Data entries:
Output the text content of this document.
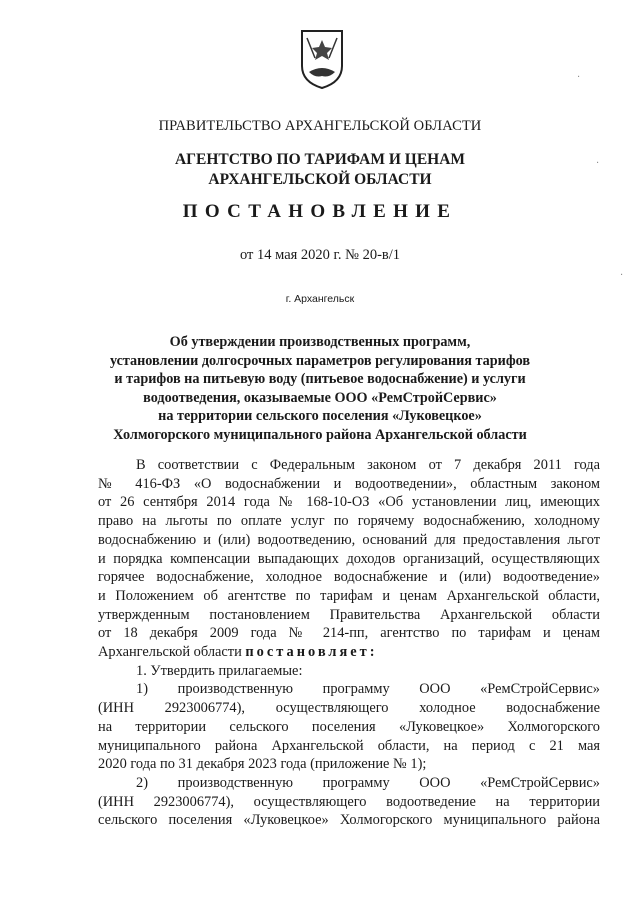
ПРАВИТЕЛЬСТВО АРХАНГЕЛЬСКОЙ ОБЛАСТИ
АГЕНТСТВО ПО ТАРИФАМ И ЦЕНАМ
АРХАНГЕЛЬСКОЙ ОБЛАСТИ
ПОСТАНОВЛЕНИЕ
от 14 мая 2020 г. № 20-в/1
г. Архангельск
Об утверждении производственных программ,
установлении долгосрочных параметров регулирования тарифов
и тарифов на питьевую воду (питьевое водоснабжение) и услуги
водоотведения, оказываемые ООО «РемСтройСервис»
на территории сельского поселения «Луковецкое»
Холмогорского муниципального района Архангельской области
В соответствии с Федеральным законом от 7 декабря 2011 года
№ 416-ФЗ «О водоснабжении и водоотведении», областным законом
от 26 сентября 2014 года № 168-10-ОЗ «Об установлении лиц, имеющих
право на льготы по оплате услуг по горячему водоснабжению, холодному
водоснабжению и (или) водоотведению, оснований для предоставления льгот
и порядка компенсации выпадающих доходов организаций, осуществляющих
горячее водоснабжение, холодное водоснабжение и (или) водоотведение»
и Положением об агентстве по тарифам и ценам Архангельской области,
утвержденным постановлением Правительства Архангельской области
от 18 декабря 2009 года № 214-пп, агентство по тарифам и ценам
Архангельской области постановляет:
1. Утвердить прилагаемые:
1) производственную программу ООО «РемСтройСервис»
(ИНН 2923006774), осуществляющего холодное водоснабжение
на территории сельского поселения «Луковецкое» Холмогорского
муниципального района Архангельской области, на период с 21 мая
2020 года по 31 декабря 2023 года (приложение № 1);
2) производственную программу ООО «РемСтройСервис»
(ИНН 2923006774), осуществляющего водоотведение на территории
сельского поселения «Луковецкое» Холмогорского муниципального района
·
·
·
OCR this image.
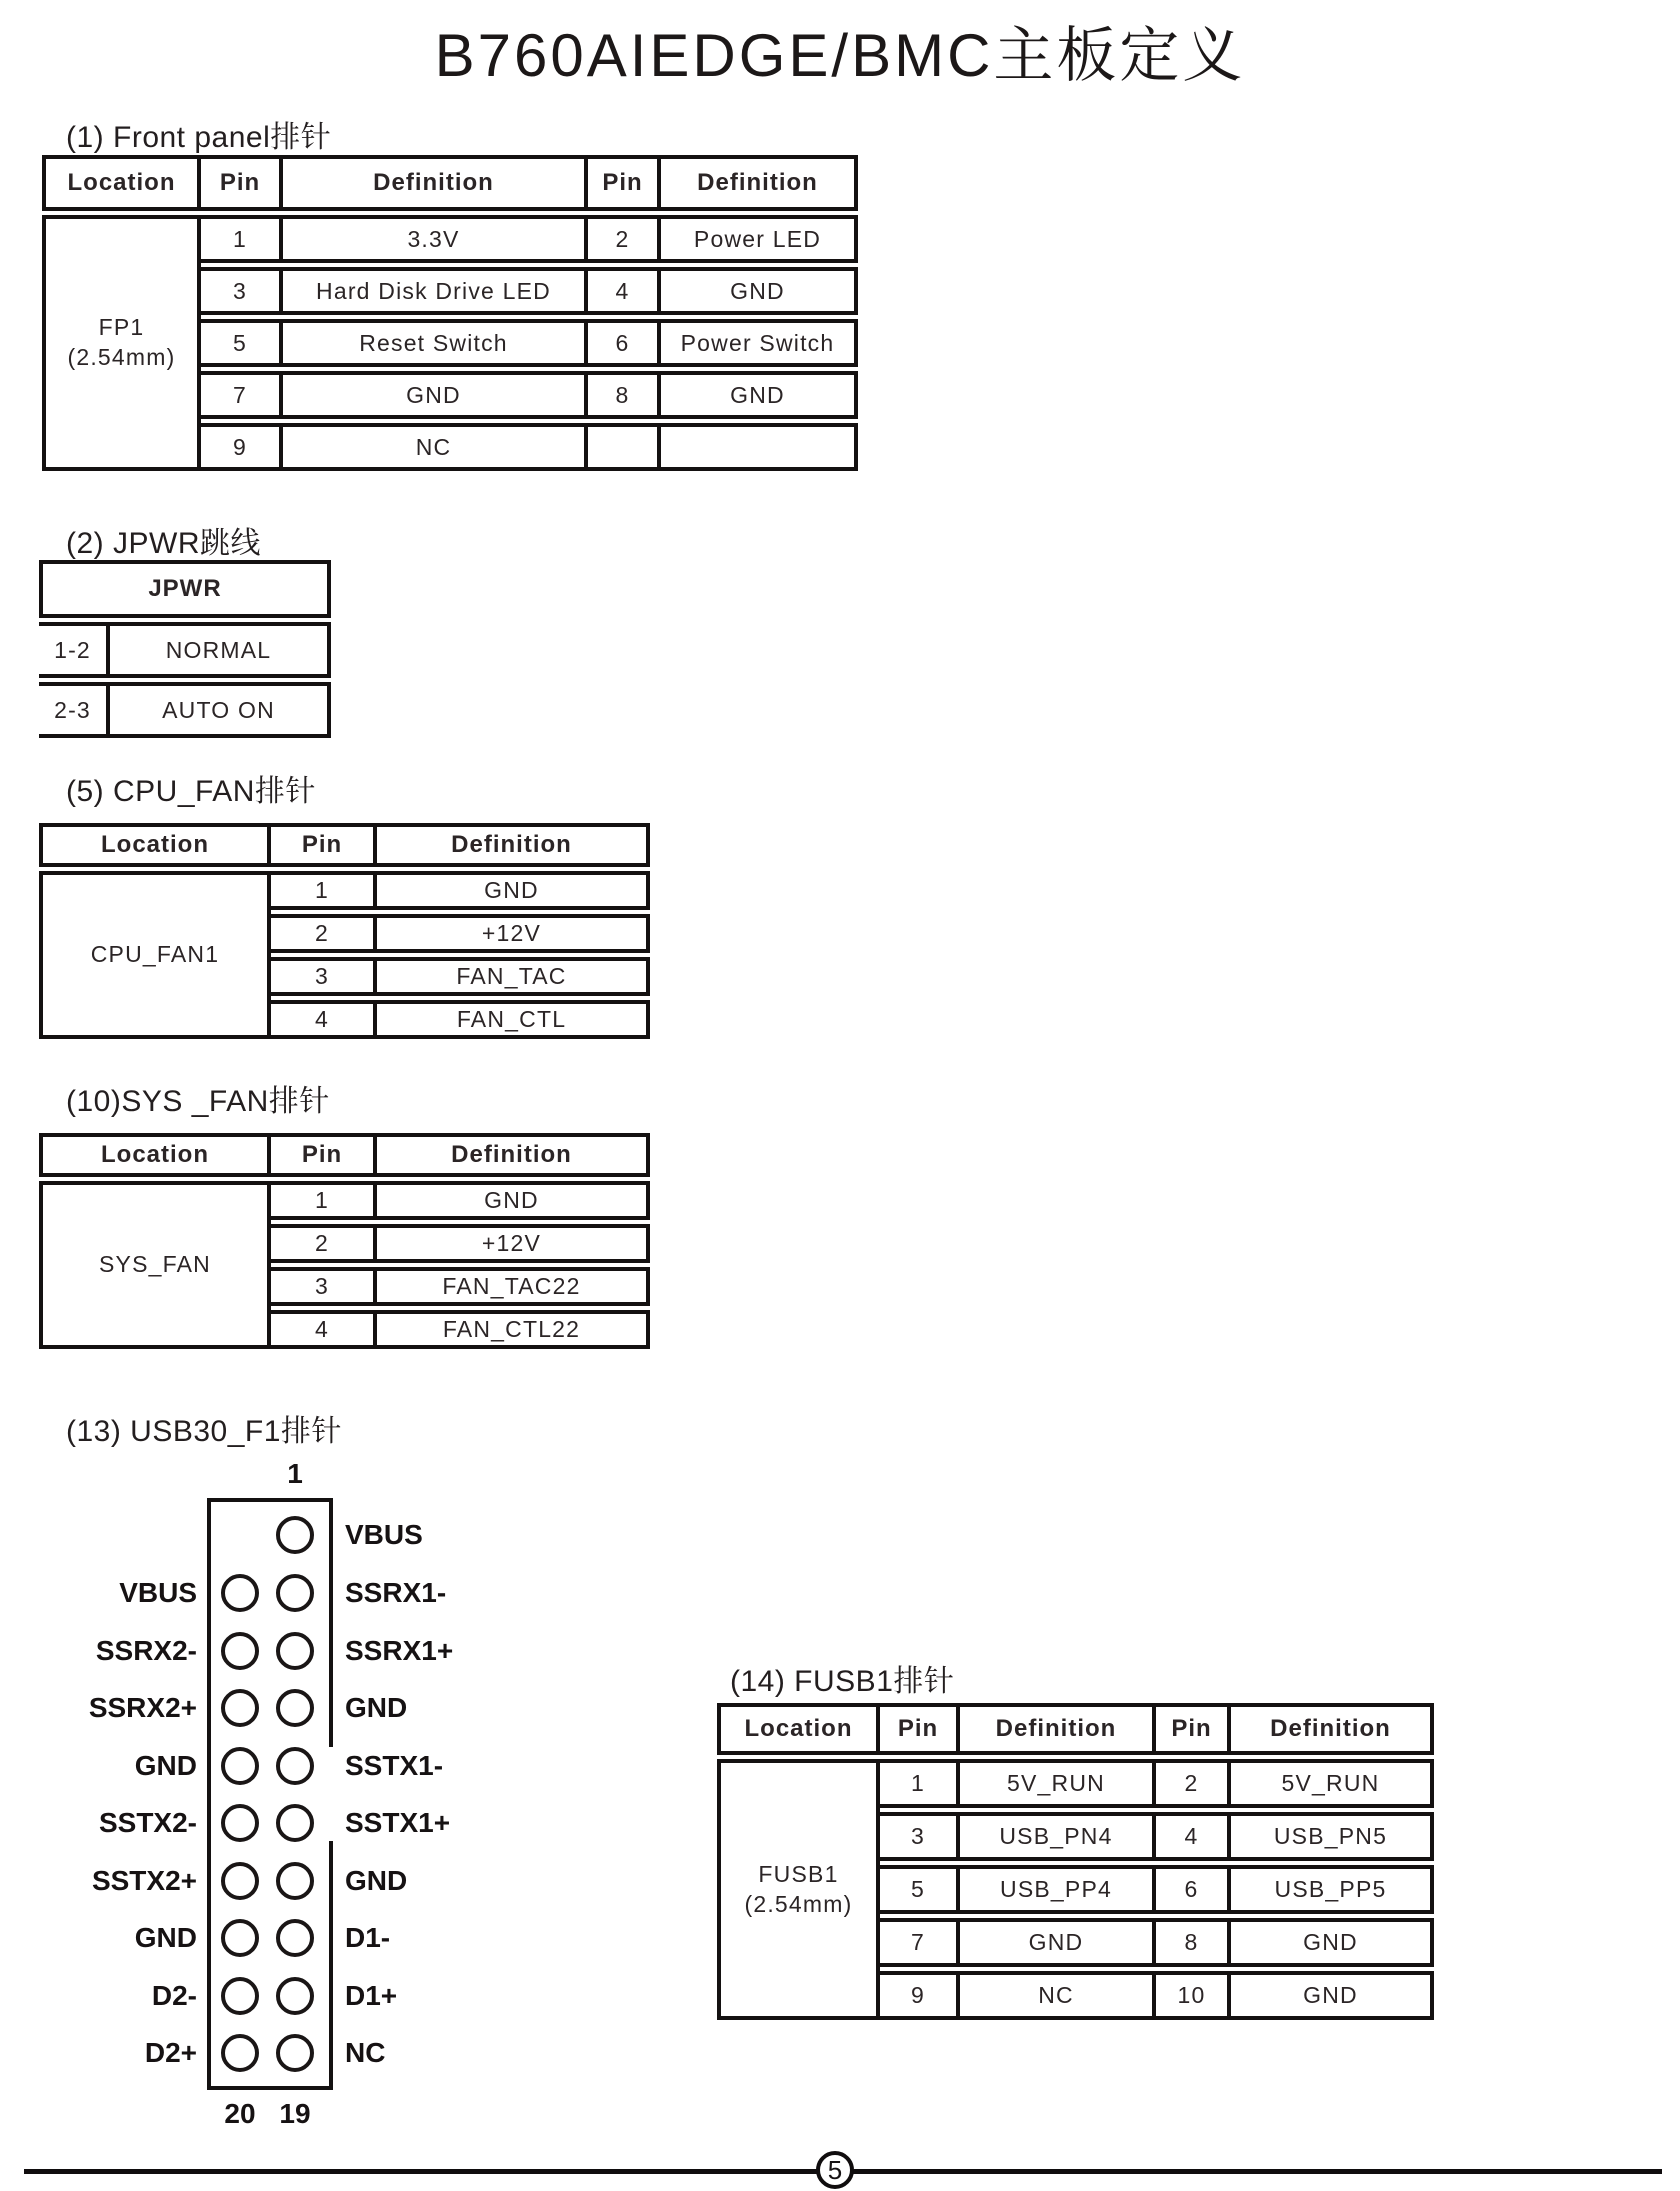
B760AIEDGE/BMC主板定义
(1) Front panel排针
Location	Pin	Definition	Pin	Definition
FP1
(2.54mm)
1	3.3V	2	Power LED
3	Hard Disk Drive LED	4	GND
5	Reset Switch	6	Power Switch
7	GND	8	GND
9	NC
(2) JPWR跳线
JPWR
1-2	NORMAL
2-3	AUTO ON
(5) CPU_FAN排针
Location	Pin	Definition
CPU_FAN1
1	GND
2	+12V
3	FAN_TAC
4	FAN_CTL
(10)SYS _FAN排针
Location	Pin	Definition
SYS_FAN
1	GND
2	+12V
3	FAN_TAC22
4	FAN_CTL22
(13) USB30_F1排针
1
VBUS
SSRX2-
SSRX2+
GND
SSTX2-
SSTX2+
GND
D2-
D2+
VBUS
SSRX1-
SSRX1+
GND
SSTX1-
SSTX1+
GND
D1-
D1+
NC
20 19
(14) FUSB1排针
Location	Pin	Definition	Pin	Definition
FUSB1
(2.54mm)
1	5V_RUN	2	5V_RUN
3	USB_PN4	4	USB_PN5
5	USB_PP4	6	USB_PP5
7	GND	8	GND
9	NC	10	GND
5
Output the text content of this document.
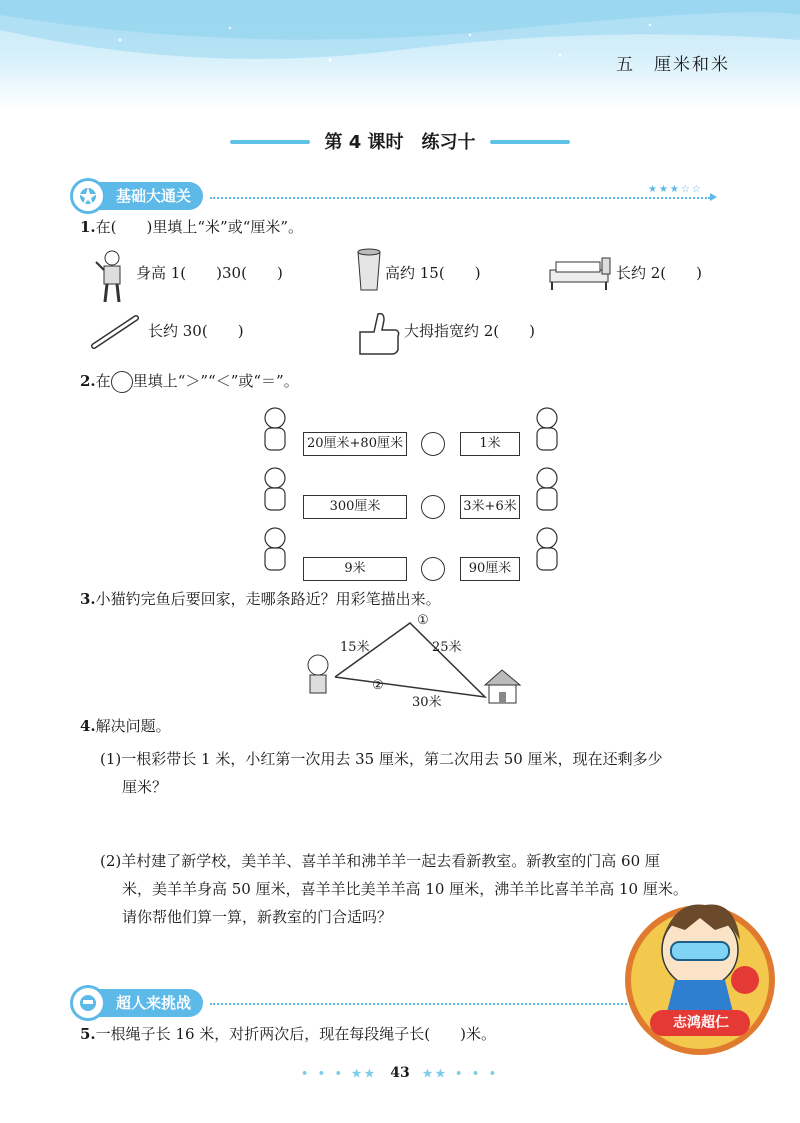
五　厘米和米
第 4 课时　练习十
基础大通关	★★★☆☆
1.在(　　)里填上“米”或“厘米”。
身高 1(　　)30(　　)	高约 15(　　)	长约 2(　　)
长约 30(　　)	大拇指宽约 2(　　)
2.在 里填上“＞”“＜”或“＝”。
20厘米+80厘米	1米
300厘米	3米+6米
9米	90厘米
3.小猫钓完鱼后要回家，走哪条路近？用彩笔描出来。
15米	25米
30米
①
②
4.解决问题。
(1)一根彩带长 1 米，小红第一次用去 35 厘米，第二次用去 50 厘米，现在还剩多少
厘米？
(2)羊村建了新学校，美羊羊、喜羊羊和沸羊羊一起去看新教室。新教室的门高 60 厘
米，美羊羊身高 50 厘米，喜羊羊比美羊羊高 10 厘米，沸羊羊比喜羊羊高 10 厘米。
请你帮他们算一算，新教室的门合适吗？
超人来挑战
5.一根绳子长 16 米，对折两次后，现在每段绳子长(　　)米。
志鸿超仁
• • • ★★ 43 ★★ • • •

**Objective**. Quote the records in full and exactly; skip any image.

**Correct result**.
Output the text content of this document.
ПРАВИТЕЛЬСТВО АРХАНГЕЛЬСКОЙ ОБЛАСТИ
АГЕНТСТВО ПО ТАРИФАМ И ЦЕНАМ
АРХАНГЕЛЬСКОЙ ОБЛАСТИ
ПОСТАНОВЛЕНИЕ
от 14 мая 2020 г. № 20-в/1
г. Архангельск
Об утверждении производственных программ,
установлении долгосрочных параметров регулирования тарифов
и тарифов на питьевую воду (питьевое водоснабжение) и услуги
водоотведения, оказываемые ООО «РемСтройСервис»
на территории сельского поселения «Луковецкое»
Холмогорского муниципального района Архангельской области
В соответствии с Федеральным законом от 7 декабря 2011 года
№ 416-ФЗ «О водоснабжении и водоотведении», областным законом
от 26 сентября 2014 года № 168-10-ОЗ «Об установлении лиц, имеющих
право на льготы по оплате услуг по горячему водоснабжению, холодному
водоснабжению и (или) водоотведению, оснований для предоставления льгот
и порядка компенсации выпадающих доходов организаций, осуществляющих
горячее водоснабжение, холодное водоснабжение и (или) водоотведение»
и Положением об агентстве по тарифам и ценам Архангельской области,
утвержденным постановлением Правительства Архангельской области
от 18 декабря 2009 года № 214-пп, агентство по тарифам и ценам
Архангельской области постановляет:
1. Утвердить прилагаемые:
1) производственную программу ООО «РемСтройСервис»
(ИНН 2923006774), осуществляющего холодное водоснабжение
на территории сельского поселения «Луковецкое» Холмогорского
муниципального района Архангельской области, на период с 21 мая
2020 года по 31 декабря 2023 года (приложение № 1);
2) производственную программу ООО «РемСтройСервис»
(ИНН 2923006774), осуществляющего водоотведение на территории
сельского поселения «Луковецкое» Холмогорского муниципального района
·
·
·
OCR this image.
B760AIEDGE/BMC主板定义
(1) Front panel排针
Location	Pin	Definition	Pin	Definition
FP1
(2.54mm)
1	3.3V	2	Power LED
3	Hard Disk Drive LED	4	GND
5	Reset Switch	6	Power Switch
7	GND	8	GND
9	NC
(2) JPWR跳线
JPWR
1-2	NORMAL
2-3	AUTO ON
(5) CPU_FAN排针
Location	Pin	Definition
CPU_FAN1
1	GND
2	+12V
3	FAN_TAC
4	FAN_CTL
(10)SYS _FAN排针
Location	Pin	Definition
SYS_FAN
1	GND
2	+12V
3	FAN_TAC22
4	FAN_CTL22
(13) USB30_F1排针
1
VBUS
SSRX2-
SSRX2+
GND
SSTX2-
SSTX2+
GND
D2-
D2+
VBUS
SSRX1-
SSRX1+
GND
SSTX1-
SSTX1+
GND
D1-
D1+
NC
20 19
(14) FUSB1排针
Location	Pin	Definition	Pin	Definition
FUSB1
(2.54mm)
1	5V_RUN	2	5V_RUN
3	USB_PN4	4	USB_PN5
5	USB_PP4	6	USB_PP5
7	GND	8	GND
9	NC	10	GND
5
Output the text content of this document.
五　厘米和米
第 4 课时　练习十
基础大通关	★★★☆☆
1.在(　　)里填上“米”或“厘米”。
身高 1(　　)30(　　)	高约 15(　　)	长约 2(　　)
长约 30(　　)	大拇指宽约 2(　　)
2.在 里填上“＞”“＜”或“＝”。
20厘米+80厘米	1米
300厘米	3米+6米
9米	90厘米
3.小猫钓完鱼后要回家，走哪条路近？用彩笔描出来。
15米	25米
30米
①
②
4.解决问题。
(1)一根彩带长 1 米，小红第一次用去 35 厘米，第二次用去 50 厘米，现在还剩多少
厘米？
(2)羊村建了新学校，美羊羊、喜羊羊和沸羊羊一起去看新教室。新教室的门高 60 厘
米，美羊羊身高 50 厘米，喜羊羊比美羊羊高 10 厘米，沸羊羊比喜羊羊高 10 厘米。
请你帮他们算一算，新教室的门合适吗？
超人来挑战
5.一根绳子长 16 米，对折两次后，现在每段绳子长(　　)米。
志鸿超仁
• • • ★★ 43 ★★ • • •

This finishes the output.